-- INSTRUCTIONS FOR THE TASK --
Show every line where "Ground" occurs.
— Start of RECORDS FOR THIS EXERCISE —
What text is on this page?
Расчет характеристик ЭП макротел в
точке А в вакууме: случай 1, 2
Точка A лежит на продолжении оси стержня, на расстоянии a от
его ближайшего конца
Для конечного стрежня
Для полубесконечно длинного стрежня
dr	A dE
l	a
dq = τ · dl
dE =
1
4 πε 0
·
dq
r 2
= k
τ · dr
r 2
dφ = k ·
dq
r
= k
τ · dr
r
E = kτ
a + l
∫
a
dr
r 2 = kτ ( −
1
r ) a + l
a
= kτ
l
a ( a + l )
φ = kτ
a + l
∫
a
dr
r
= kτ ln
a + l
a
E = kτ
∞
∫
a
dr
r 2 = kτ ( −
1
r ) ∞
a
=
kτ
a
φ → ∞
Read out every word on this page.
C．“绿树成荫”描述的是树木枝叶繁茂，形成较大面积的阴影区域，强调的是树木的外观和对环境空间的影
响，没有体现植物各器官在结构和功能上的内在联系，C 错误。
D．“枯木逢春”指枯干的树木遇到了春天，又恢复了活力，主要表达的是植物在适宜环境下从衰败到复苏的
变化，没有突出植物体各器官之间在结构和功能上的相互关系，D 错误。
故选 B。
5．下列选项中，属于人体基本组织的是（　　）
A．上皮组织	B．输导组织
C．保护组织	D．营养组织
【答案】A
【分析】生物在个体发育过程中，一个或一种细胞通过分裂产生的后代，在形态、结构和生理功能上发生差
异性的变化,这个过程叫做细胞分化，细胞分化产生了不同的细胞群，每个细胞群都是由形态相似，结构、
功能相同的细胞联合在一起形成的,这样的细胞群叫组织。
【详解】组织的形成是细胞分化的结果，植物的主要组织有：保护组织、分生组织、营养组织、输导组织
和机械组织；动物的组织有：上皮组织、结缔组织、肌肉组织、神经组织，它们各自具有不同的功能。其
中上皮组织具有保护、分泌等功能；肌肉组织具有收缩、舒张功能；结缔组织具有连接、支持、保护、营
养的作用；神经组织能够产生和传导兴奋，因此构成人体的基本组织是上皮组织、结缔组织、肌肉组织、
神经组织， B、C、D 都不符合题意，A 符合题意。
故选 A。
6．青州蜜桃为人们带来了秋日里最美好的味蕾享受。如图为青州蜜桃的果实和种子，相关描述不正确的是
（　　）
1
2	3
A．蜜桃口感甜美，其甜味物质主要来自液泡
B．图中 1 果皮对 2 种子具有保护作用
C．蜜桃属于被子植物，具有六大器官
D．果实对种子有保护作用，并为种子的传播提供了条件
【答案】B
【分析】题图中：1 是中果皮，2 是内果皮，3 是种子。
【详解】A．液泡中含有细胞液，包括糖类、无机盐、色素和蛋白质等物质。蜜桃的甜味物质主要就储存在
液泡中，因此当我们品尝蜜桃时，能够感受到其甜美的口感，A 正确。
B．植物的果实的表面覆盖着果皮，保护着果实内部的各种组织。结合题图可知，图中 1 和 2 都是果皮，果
— End of RECORDS FOR THIS EXERCISE —
— Start of RECORDS FOR THIS EXERCISE —
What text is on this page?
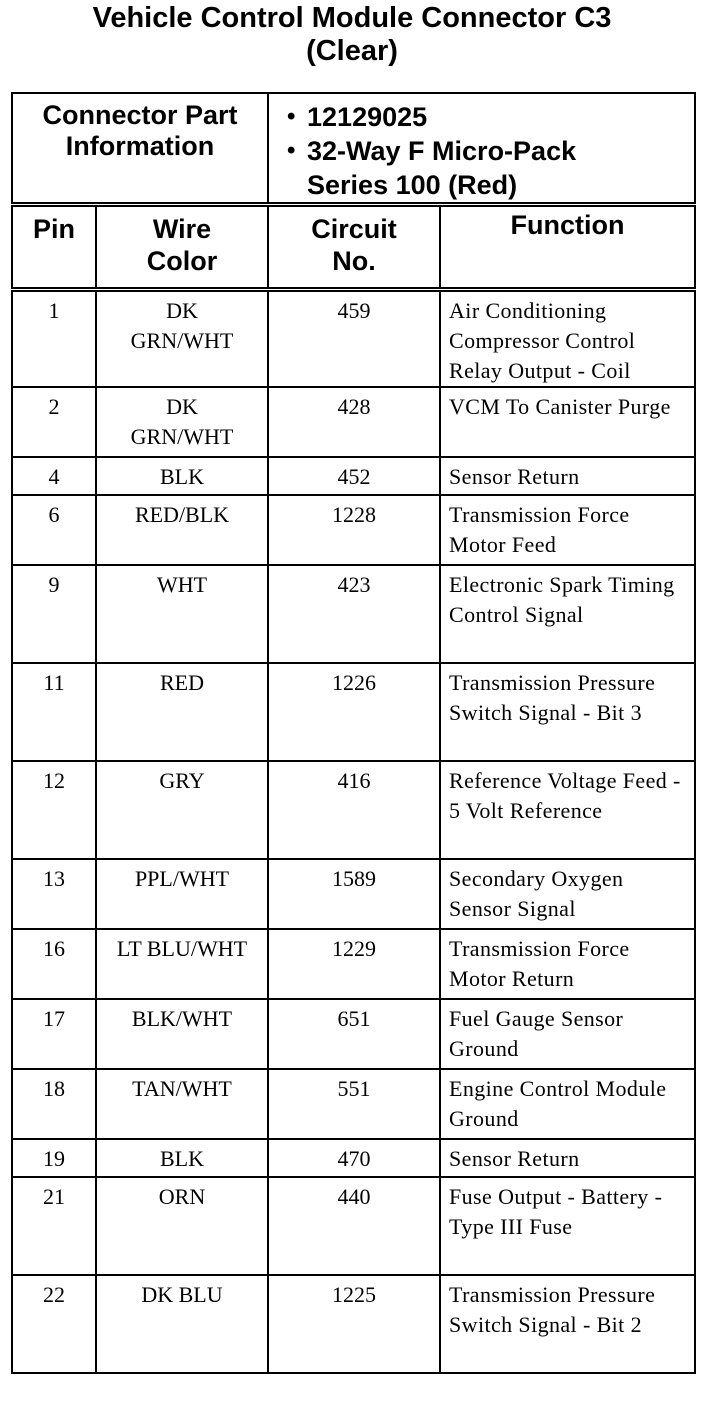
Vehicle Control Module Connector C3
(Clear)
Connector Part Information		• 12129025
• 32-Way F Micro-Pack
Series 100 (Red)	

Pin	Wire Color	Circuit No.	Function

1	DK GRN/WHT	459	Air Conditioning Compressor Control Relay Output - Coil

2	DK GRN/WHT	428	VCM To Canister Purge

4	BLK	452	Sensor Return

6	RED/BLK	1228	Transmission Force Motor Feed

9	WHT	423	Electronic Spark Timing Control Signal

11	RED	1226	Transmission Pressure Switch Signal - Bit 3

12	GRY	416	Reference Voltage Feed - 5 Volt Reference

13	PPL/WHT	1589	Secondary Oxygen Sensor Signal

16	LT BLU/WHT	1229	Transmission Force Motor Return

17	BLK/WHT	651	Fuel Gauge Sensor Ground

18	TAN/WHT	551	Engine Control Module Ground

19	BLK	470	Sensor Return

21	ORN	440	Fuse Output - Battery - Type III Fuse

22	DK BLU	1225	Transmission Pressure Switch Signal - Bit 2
— End of RECORDS FOR THIS EXERCISE —
-- FINAL RESULT --
17	BLK/WHT	651	Fuel Gauge Sensor Ground
18	TAN/WHT	551	Engine Control Module Ground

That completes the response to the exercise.